→ Written exercise
Translate this sentence from the mailing-list reply about rescue and boot disks into Spanish: "Actually I would like it very much if it were possible to install the kernel from files on a filesystem rather than a disk image."

Re: is rescue really the right word?
On Fri, Feb 11, 2000 at 06:15:48PM -0700, Randolph Chung wrote:
> keep in mind that i386 is in the minority here -- most of the other archs
> still have rescue and root on one disk afaik. on i386, the 2.88M disks are
No, and many of the other archs don't actually use floppies to boot from.
It makes even less sense on these architectures (the 68k list is forever
plagued with people asking whether they need to write the rescue disk to a
floppy in order to boot their Macintoshes, and how to go about doing this)
Also sparc and powerpc cannot do library reduction, so they don't have a
chance of fitting kernel+root.bin on a single 1.4M floppy (we are *very*
lucky that library reduction could be made to work on Alpha, as without it,
root.bin would not even fit on a floppy)
So, yes, I'm also in favour of naming them boot and root :)
Actually I would like it very much if it were possible to install the kernel
from files on a filesystem rather than a disk image. Particularly on
diskless machines - the ramdisk hack to avoid loopback mounting doesn't seem
to work particularly well on my Macintoshes.

→ Excerpted records
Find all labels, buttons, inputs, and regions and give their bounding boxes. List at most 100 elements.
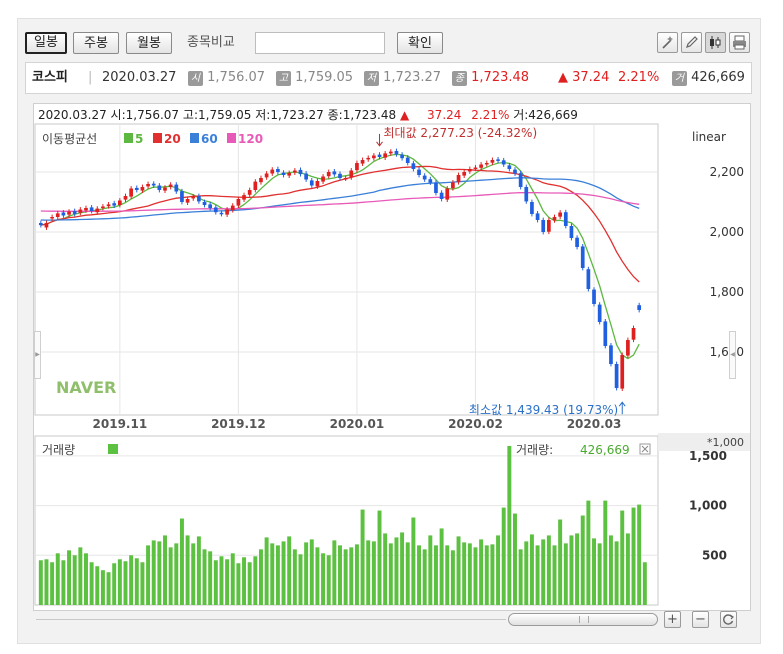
date-axis: 2019.11 2019.12 2020.01 2020.02 2020.03 <box>93 417 622 431</box>
volume-bar <box>535 545 540 605</box>
candle-body <box>558 212 563 217</box>
candle-body <box>513 169 517 174</box>
price-tick-label: 2,200 <box>710 165 744 179</box>
volume-bar <box>563 543 568 605</box>
volume-bar <box>332 540 337 605</box>
candle-body <box>38 223 43 226</box>
candle-body <box>501 160 506 165</box>
candle-body <box>117 200 122 205</box>
volume-bar <box>450 550 455 605</box>
candle-body <box>321 176 325 182</box>
volume-bar <box>123 561 128 605</box>
volume-bar <box>298 554 303 605</box>
volume-bar <box>620 510 625 605</box>
candle-body <box>276 169 280 172</box>
volume-bar <box>496 535 501 605</box>
scroll-thumb[interactable] <box>508 613 658 626</box>
price-tick-label: 1,800 <box>710 285 744 299</box>
candle-body <box>151 183 156 186</box>
candle-body <box>496 159 500 161</box>
candle-body <box>451 182 455 189</box>
candle-body <box>134 187 139 190</box>
max-annotation: 최대값 2,277.23 (-24.32%) <box>384 126 538 140</box>
candle-body <box>84 208 88 211</box>
candle-body <box>383 153 388 158</box>
volume-bar <box>247 562 252 605</box>
candle-body <box>309 180 314 186</box>
volume-bar <box>462 542 467 605</box>
candle-body <box>180 191 184 202</box>
volume-bar <box>208 551 213 605</box>
ma-legend-swatch-5 <box>124 133 133 143</box>
candle-body <box>462 172 467 176</box>
scroll-track[interactable] <box>36 619 506 620</box>
candle-body <box>614 364 619 388</box>
candle-body <box>61 212 66 216</box>
candle-body <box>287 172 292 176</box>
candle-body <box>631 328 636 340</box>
candle-body <box>417 169 421 175</box>
volume-bar <box>258 549 263 605</box>
candle-body <box>473 167 478 169</box>
volume-bar <box>106 572 111 605</box>
candle-body <box>259 178 263 183</box>
volume-bar <box>592 538 596 605</box>
candle-body <box>264 173 269 178</box>
candle-body <box>372 155 376 159</box>
candle-body <box>44 223 49 228</box>
volume-bar <box>518 549 523 605</box>
volume-bar <box>405 542 410 605</box>
volume-bar <box>134 558 139 605</box>
zoom-in-button[interactable]: + <box>664 611 681 628</box>
scale-label[interactable]: linear <box>692 130 726 144</box>
volume-bar <box>546 535 551 605</box>
volume-bar <box>163 535 167 605</box>
candle-body <box>366 157 371 160</box>
volume-bar <box>507 445 512 605</box>
volume-bar <box>558 519 563 605</box>
volume-bar <box>637 504 642 605</box>
price-tick-label: 1,600 <box>710 345 744 359</box>
price-plot-frame <box>34 123 659 416</box>
candle-body <box>55 213 60 217</box>
volume-bar <box>326 555 331 605</box>
candle-body <box>50 217 54 219</box>
candle-body <box>281 172 286 175</box>
left-panel-toggle[interactable]: ▶ <box>34 331 41 379</box>
candle-body <box>67 211 71 215</box>
volume-bar <box>608 535 613 605</box>
candle-body <box>89 207 94 211</box>
refresh-icon[interactable] <box>720 611 737 628</box>
candle-body <box>338 173 342 178</box>
zoom-out-button[interactable]: − <box>692 611 709 628</box>
volume-bar <box>388 543 393 605</box>
date-tick-label: 2019.11 <box>93 417 148 431</box>
volume-bar <box>55 553 60 605</box>
candle-body <box>292 170 297 173</box>
volume-tick-label: 500 <box>702 548 727 562</box>
candle-body <box>637 305 642 310</box>
volume-bar <box>202 549 207 605</box>
volume-bar <box>343 549 348 605</box>
candle-body <box>360 160 365 164</box>
volume-bar <box>411 517 416 605</box>
candle-body <box>388 151 393 154</box>
candle-body <box>405 157 410 163</box>
volume-bar <box>309 539 314 605</box>
volume-bar <box>191 543 196 605</box>
right-panel-toggle[interactable]: ◀ <box>729 331 736 379</box>
candle-body <box>541 220 546 232</box>
volume-bar <box>597 543 602 605</box>
volume-bar <box>242 557 247 605</box>
volume-bar <box>445 545 450 605</box>
candle-body <box>422 175 427 180</box>
price-axis: 2,200 2,000 1,800 1,600 <box>710 165 744 359</box>
candle-body <box>332 171 337 175</box>
candle-body <box>547 220 551 232</box>
volume-bar <box>100 570 105 605</box>
candle-body <box>253 181 258 190</box>
candle-body <box>72 211 77 214</box>
candle-body <box>219 212 224 215</box>
volume-bar <box>61 560 66 605</box>
candle-body <box>456 175 461 183</box>
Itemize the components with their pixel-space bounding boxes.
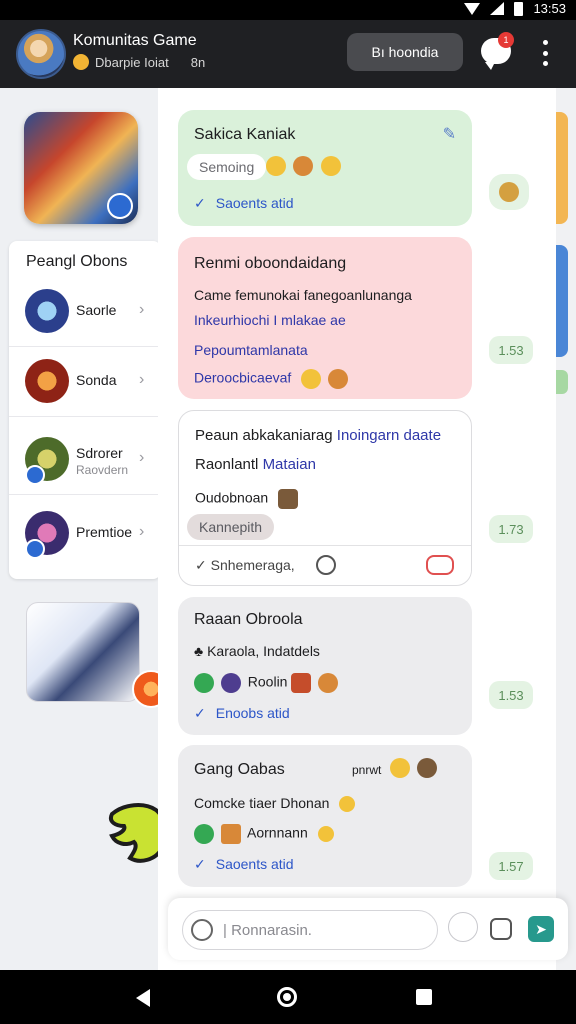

→ Exercise answer
En realidad, me gustaría mucho que fuera posible instalar el kernel desde archivos en un sistema de archivos en lugar de desde una imagen de disco.